Collected data entries:
* Begin *
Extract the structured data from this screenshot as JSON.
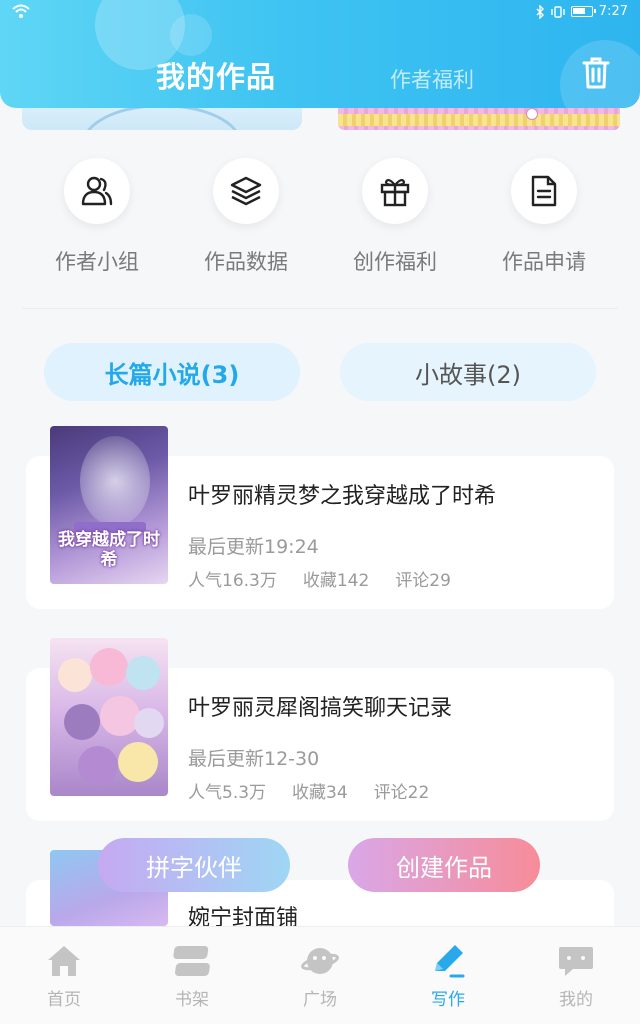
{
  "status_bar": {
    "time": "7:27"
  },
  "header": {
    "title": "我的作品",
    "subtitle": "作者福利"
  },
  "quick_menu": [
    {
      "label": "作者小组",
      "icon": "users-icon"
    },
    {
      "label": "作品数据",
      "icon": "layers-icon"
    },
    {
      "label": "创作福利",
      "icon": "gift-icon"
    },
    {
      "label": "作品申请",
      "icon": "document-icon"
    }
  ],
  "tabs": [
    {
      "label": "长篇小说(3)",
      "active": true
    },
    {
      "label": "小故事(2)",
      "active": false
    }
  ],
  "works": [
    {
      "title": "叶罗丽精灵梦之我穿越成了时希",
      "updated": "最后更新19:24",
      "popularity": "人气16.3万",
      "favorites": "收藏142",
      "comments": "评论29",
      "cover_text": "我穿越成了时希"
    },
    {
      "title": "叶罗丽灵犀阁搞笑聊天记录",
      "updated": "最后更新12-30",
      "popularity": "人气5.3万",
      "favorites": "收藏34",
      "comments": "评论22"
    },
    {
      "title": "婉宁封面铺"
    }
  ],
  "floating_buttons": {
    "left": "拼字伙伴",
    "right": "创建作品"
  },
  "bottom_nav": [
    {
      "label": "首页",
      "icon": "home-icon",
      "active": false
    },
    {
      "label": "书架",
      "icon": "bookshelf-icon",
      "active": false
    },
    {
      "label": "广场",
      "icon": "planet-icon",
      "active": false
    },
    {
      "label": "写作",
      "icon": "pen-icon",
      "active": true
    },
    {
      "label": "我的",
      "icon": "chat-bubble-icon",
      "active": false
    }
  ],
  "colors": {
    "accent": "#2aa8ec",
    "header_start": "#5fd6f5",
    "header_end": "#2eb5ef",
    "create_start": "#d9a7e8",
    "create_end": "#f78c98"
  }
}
* End *
* Begin *
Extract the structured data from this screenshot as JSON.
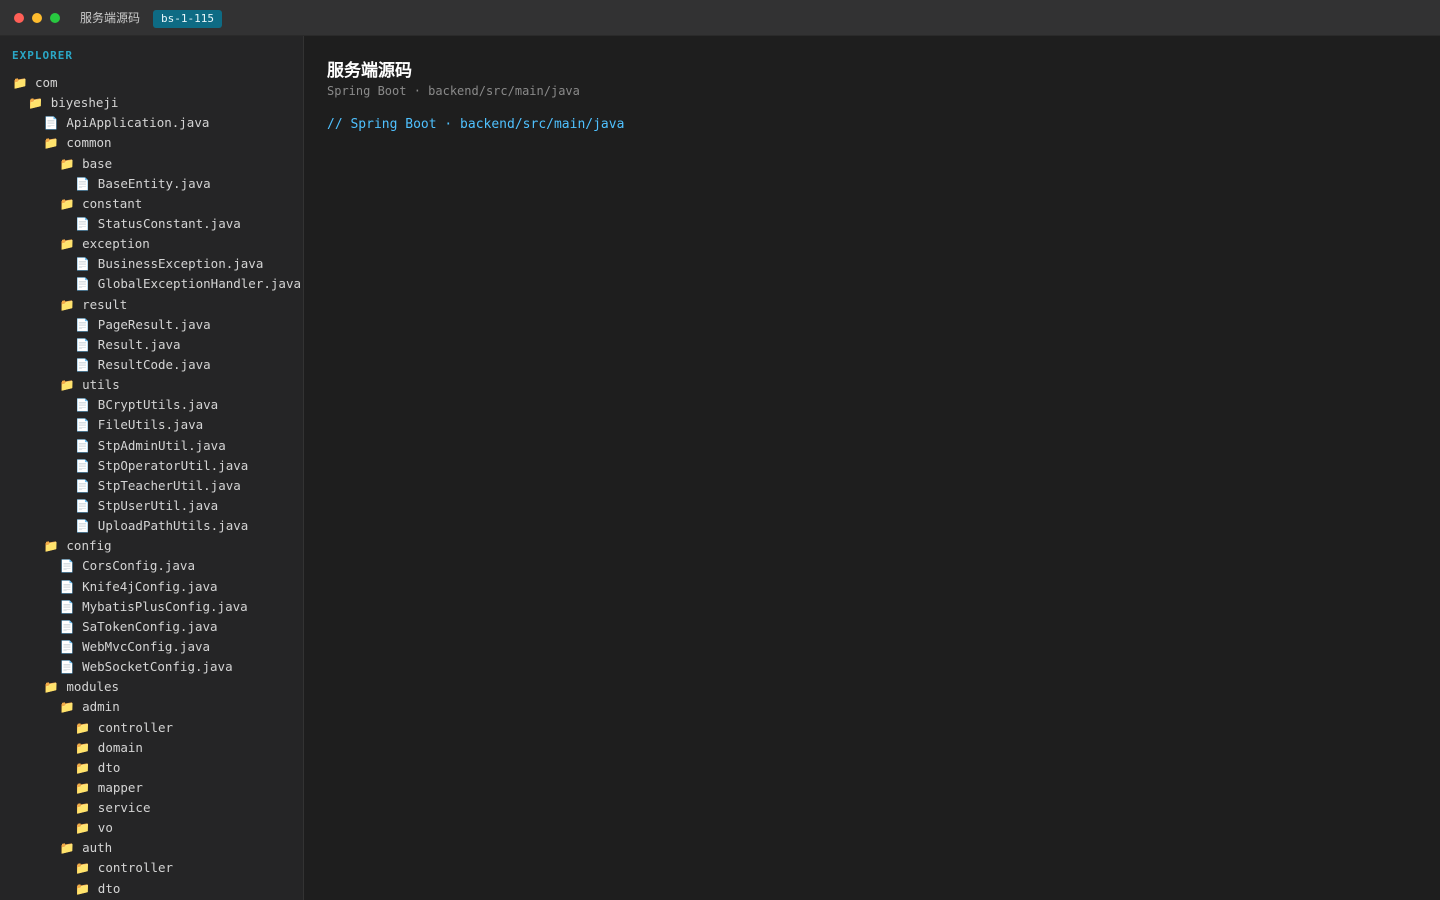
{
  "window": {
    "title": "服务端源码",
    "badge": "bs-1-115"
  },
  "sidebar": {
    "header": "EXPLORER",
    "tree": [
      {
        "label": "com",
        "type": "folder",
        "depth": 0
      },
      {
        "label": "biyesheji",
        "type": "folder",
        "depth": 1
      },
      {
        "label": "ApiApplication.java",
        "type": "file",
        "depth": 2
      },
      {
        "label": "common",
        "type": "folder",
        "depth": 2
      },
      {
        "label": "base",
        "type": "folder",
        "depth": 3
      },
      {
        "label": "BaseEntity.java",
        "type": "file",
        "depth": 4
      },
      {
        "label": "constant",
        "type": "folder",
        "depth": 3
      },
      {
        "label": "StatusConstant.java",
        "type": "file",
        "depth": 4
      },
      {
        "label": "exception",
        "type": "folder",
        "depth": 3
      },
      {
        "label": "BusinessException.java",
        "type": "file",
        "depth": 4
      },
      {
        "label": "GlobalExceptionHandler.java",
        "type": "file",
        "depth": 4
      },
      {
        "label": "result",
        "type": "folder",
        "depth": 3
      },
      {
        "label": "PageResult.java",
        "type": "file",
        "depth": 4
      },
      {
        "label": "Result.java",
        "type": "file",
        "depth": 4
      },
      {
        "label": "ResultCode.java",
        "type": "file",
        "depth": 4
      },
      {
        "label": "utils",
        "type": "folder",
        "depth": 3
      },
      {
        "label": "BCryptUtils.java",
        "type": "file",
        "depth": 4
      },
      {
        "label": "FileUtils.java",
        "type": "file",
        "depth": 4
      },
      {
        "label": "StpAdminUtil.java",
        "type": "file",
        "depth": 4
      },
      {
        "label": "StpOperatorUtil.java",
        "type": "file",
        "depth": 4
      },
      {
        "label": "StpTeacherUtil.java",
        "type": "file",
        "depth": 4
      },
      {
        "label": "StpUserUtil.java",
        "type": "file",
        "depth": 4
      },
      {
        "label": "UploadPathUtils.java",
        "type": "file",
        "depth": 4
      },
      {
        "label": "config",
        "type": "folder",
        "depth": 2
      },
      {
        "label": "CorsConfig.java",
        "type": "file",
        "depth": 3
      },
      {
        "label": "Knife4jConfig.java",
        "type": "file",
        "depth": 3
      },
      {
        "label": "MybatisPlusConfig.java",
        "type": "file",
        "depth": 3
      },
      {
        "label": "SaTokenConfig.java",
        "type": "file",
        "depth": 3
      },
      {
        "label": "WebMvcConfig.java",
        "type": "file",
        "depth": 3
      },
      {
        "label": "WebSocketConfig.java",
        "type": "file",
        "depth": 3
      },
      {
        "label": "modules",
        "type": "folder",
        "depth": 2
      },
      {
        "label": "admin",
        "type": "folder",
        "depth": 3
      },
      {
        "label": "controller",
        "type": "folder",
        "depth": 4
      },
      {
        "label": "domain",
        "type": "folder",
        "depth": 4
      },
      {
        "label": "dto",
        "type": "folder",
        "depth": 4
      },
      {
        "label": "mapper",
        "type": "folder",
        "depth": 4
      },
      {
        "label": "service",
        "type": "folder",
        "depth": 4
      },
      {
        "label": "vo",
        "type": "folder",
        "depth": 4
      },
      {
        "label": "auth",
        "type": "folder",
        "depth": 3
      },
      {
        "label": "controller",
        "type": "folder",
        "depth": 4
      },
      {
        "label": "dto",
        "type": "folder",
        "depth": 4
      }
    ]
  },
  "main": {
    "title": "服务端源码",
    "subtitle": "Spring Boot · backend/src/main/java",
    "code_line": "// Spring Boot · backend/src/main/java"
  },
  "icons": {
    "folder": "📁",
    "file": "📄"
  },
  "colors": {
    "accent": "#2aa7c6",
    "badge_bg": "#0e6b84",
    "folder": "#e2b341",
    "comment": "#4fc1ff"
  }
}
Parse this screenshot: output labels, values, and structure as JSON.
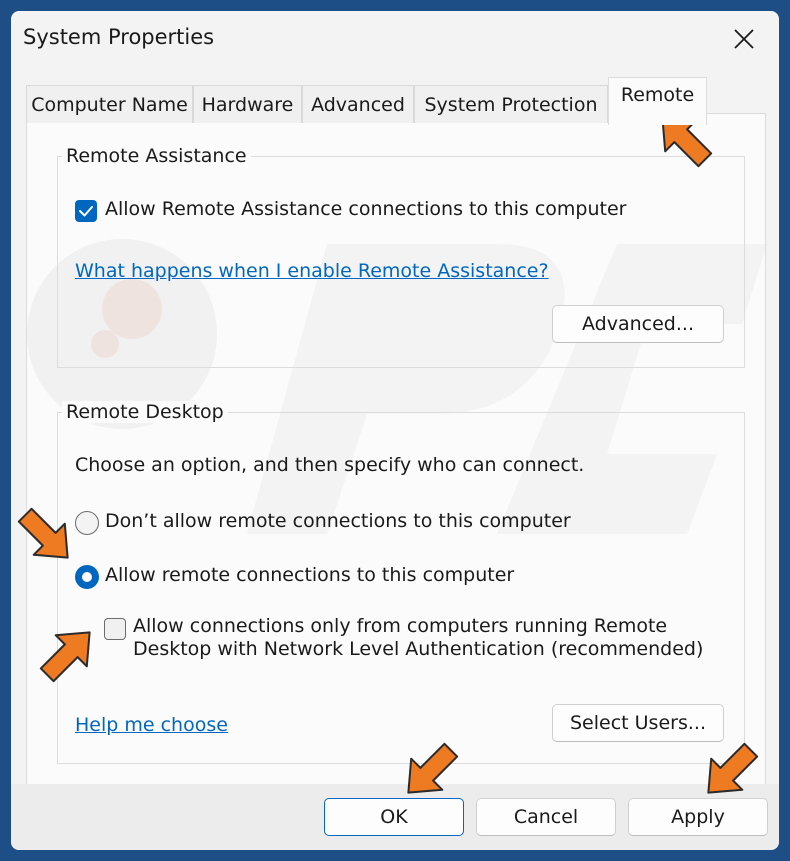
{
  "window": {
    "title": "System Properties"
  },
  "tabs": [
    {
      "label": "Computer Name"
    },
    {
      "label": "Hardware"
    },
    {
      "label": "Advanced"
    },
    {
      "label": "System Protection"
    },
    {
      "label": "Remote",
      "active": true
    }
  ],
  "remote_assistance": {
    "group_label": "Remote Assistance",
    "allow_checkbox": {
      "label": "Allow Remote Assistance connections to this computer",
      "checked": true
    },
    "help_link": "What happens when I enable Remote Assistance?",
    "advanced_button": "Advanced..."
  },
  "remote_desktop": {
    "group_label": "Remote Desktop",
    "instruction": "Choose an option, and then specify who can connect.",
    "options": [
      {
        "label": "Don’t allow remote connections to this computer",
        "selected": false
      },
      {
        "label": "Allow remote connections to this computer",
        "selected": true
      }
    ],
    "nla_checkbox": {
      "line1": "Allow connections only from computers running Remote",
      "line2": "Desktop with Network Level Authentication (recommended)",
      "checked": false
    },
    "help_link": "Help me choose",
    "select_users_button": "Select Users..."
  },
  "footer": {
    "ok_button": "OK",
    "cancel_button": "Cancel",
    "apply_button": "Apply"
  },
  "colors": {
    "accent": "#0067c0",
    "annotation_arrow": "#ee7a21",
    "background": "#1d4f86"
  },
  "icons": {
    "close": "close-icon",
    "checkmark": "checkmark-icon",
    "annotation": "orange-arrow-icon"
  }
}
* End *
* What you need to do *
List each line holding the string "popularity".

* Task solution *
      "popularity": "人气16.3万",
      "popularity": "人气5.3万",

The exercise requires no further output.